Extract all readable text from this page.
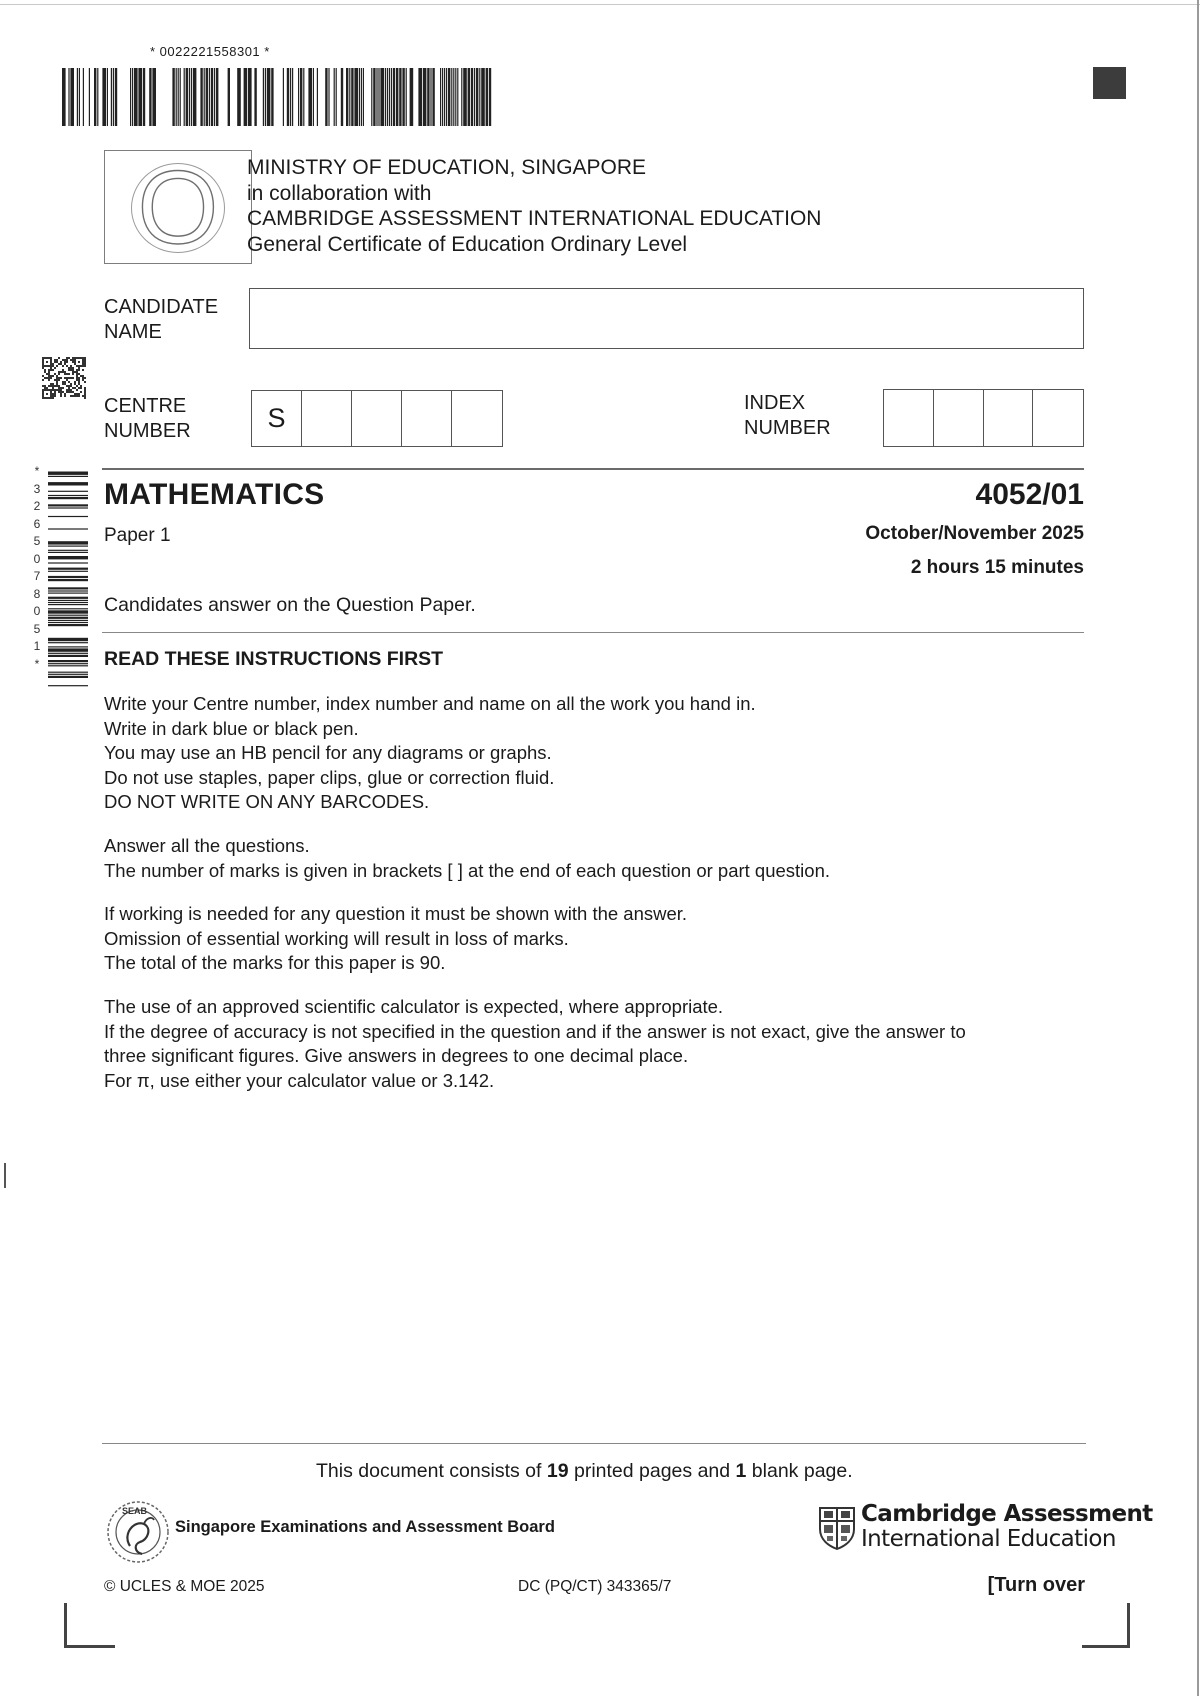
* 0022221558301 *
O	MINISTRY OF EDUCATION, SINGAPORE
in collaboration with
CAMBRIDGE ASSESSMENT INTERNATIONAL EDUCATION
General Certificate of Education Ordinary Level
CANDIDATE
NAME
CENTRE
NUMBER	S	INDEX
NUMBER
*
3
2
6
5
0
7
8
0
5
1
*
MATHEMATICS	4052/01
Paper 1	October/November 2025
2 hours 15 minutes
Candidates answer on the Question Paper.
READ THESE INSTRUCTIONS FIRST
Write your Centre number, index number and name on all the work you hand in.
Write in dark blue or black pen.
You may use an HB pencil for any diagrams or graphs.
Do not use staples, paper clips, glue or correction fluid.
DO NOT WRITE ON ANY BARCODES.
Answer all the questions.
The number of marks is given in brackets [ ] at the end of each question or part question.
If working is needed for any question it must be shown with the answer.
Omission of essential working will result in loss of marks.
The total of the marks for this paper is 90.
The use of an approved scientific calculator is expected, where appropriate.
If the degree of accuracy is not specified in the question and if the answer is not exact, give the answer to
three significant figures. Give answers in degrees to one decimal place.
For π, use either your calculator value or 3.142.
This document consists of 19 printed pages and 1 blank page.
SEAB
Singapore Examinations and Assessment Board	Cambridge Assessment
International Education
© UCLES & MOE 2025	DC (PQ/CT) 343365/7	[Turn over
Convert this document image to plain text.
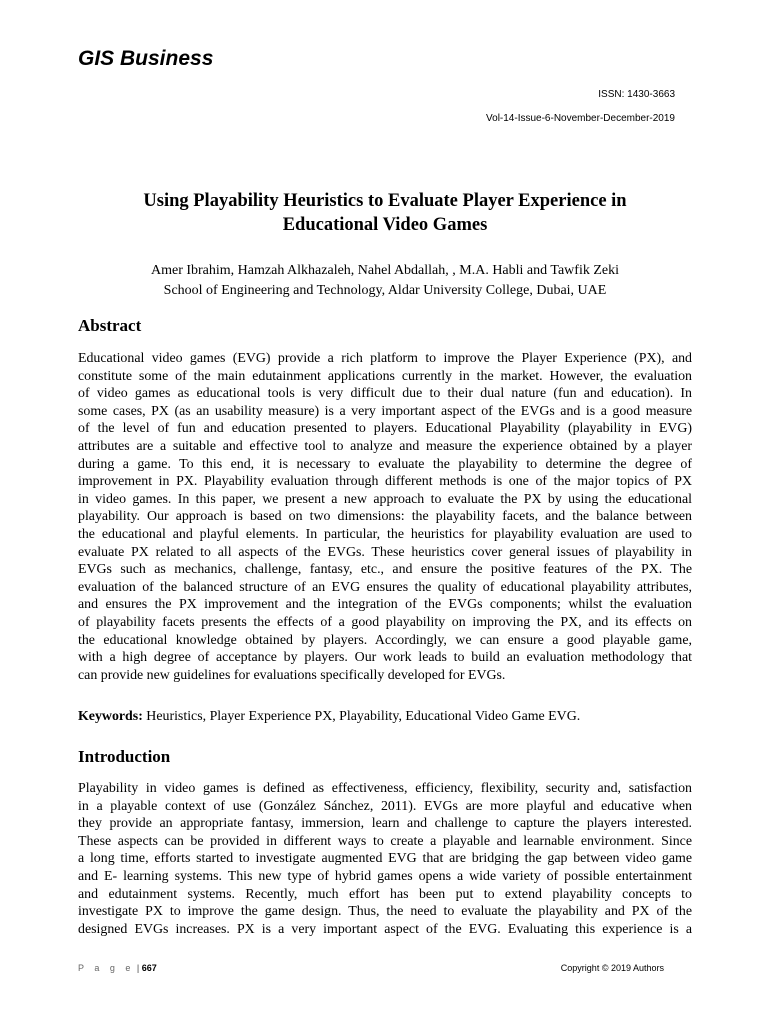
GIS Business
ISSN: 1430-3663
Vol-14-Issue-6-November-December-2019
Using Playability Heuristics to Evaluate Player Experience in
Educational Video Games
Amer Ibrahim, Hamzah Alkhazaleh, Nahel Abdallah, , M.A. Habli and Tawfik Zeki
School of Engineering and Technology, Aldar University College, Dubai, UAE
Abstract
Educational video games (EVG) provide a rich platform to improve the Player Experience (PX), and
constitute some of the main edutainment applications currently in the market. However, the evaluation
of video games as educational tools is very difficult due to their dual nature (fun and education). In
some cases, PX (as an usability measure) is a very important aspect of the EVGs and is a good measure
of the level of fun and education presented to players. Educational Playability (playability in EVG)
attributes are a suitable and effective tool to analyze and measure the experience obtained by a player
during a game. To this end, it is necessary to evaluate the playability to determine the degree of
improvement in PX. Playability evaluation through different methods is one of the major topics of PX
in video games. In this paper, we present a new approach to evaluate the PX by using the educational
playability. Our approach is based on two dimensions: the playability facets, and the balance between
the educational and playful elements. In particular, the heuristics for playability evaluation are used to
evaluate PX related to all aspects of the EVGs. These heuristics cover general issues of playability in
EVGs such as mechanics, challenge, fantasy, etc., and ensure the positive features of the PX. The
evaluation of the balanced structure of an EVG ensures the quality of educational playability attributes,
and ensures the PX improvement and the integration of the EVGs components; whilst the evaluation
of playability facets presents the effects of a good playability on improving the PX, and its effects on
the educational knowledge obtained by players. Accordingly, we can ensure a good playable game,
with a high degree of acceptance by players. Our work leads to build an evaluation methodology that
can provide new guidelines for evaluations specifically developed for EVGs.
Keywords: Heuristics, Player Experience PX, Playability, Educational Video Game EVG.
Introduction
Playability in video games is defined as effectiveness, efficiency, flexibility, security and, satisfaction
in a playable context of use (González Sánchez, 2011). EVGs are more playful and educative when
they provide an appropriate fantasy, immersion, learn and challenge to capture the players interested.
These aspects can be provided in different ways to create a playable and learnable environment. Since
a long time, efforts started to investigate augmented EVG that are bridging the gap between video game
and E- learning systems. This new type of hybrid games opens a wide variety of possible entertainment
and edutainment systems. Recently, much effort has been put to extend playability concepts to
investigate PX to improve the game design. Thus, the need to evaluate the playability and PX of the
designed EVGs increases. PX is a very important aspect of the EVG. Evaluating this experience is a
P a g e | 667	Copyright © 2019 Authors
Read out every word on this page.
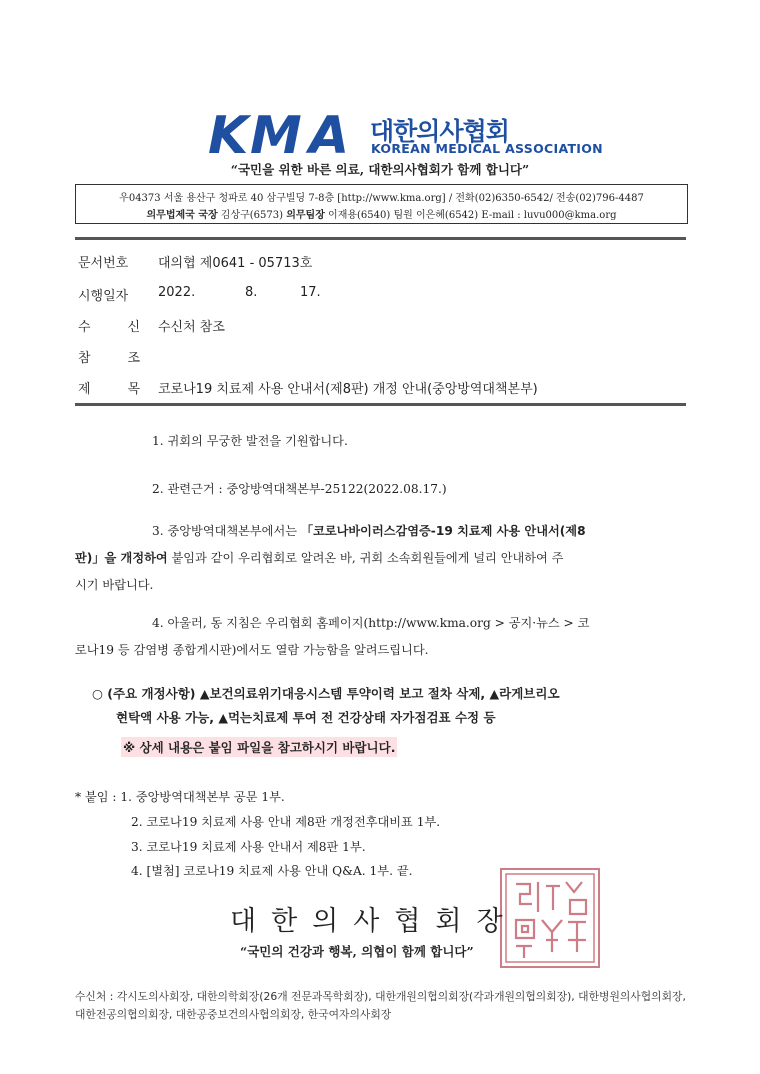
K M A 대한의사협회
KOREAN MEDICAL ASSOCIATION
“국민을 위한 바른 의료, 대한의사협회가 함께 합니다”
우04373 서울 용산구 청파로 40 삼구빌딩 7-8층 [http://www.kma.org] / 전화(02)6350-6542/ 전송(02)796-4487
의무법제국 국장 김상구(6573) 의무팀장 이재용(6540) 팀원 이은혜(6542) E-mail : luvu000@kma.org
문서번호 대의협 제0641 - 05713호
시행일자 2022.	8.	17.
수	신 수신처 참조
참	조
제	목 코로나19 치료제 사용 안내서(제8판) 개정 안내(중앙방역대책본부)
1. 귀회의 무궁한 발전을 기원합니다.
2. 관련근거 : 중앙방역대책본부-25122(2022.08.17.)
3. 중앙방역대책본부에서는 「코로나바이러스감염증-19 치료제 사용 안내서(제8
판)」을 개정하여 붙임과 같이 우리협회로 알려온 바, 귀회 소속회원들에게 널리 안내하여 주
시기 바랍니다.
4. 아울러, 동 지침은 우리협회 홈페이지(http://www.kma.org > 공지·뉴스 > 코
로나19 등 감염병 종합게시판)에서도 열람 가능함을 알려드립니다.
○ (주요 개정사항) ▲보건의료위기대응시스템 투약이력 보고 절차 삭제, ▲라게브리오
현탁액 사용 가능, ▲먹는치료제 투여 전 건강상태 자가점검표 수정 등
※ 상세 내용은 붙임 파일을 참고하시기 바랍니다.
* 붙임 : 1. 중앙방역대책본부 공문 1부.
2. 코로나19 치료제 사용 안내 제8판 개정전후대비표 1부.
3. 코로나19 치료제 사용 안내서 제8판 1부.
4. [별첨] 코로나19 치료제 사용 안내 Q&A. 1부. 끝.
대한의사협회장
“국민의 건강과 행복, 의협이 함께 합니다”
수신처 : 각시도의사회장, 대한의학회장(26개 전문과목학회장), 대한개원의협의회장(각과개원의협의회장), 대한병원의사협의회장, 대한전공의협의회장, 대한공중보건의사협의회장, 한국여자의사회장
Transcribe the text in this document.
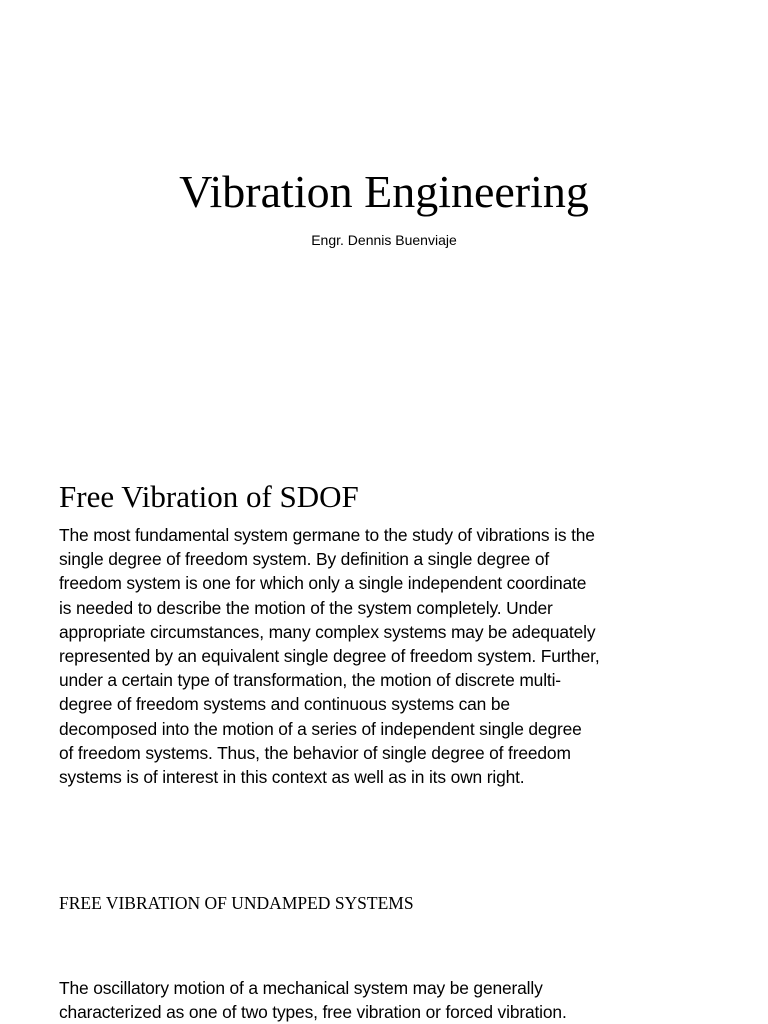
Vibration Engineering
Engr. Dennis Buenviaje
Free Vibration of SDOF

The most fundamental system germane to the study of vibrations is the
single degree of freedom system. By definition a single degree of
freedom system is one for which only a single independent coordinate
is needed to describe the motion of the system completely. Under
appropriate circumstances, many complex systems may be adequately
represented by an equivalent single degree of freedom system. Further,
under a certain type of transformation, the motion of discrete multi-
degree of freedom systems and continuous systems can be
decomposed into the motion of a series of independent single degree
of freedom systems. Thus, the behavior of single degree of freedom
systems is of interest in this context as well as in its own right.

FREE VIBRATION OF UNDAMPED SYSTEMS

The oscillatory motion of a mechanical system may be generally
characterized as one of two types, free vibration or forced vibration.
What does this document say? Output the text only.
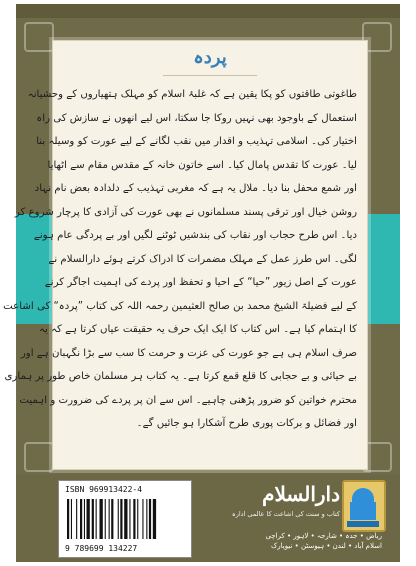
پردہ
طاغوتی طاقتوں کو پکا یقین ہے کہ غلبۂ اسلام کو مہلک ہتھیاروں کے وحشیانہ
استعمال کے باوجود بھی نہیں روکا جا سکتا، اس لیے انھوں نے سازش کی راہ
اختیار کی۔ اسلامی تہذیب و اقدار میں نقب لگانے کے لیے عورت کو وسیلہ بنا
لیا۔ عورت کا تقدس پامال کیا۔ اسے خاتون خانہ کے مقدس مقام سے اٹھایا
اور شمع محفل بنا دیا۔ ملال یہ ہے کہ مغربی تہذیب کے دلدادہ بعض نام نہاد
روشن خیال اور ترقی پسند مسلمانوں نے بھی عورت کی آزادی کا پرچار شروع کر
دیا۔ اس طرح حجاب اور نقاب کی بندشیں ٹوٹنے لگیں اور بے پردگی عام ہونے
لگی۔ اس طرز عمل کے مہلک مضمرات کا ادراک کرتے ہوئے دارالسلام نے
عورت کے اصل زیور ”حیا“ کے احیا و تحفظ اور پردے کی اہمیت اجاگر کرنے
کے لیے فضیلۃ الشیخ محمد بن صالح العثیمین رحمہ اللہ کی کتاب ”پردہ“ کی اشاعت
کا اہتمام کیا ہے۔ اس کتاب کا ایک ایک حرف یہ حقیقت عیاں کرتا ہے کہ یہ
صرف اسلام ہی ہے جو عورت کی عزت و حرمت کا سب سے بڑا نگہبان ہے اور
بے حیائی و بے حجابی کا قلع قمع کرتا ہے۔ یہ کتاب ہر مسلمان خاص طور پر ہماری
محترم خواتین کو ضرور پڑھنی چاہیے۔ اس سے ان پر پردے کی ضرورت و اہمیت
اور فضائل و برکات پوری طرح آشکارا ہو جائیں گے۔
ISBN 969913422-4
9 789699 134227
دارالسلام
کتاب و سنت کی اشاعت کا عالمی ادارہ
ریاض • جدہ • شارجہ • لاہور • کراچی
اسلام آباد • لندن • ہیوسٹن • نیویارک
* * *
_WHAT THIS TASK INVOLVES_.
How many lines in the listing contain "marks"? Answer with the number alone.

_EXERCISE ANSWER_.
3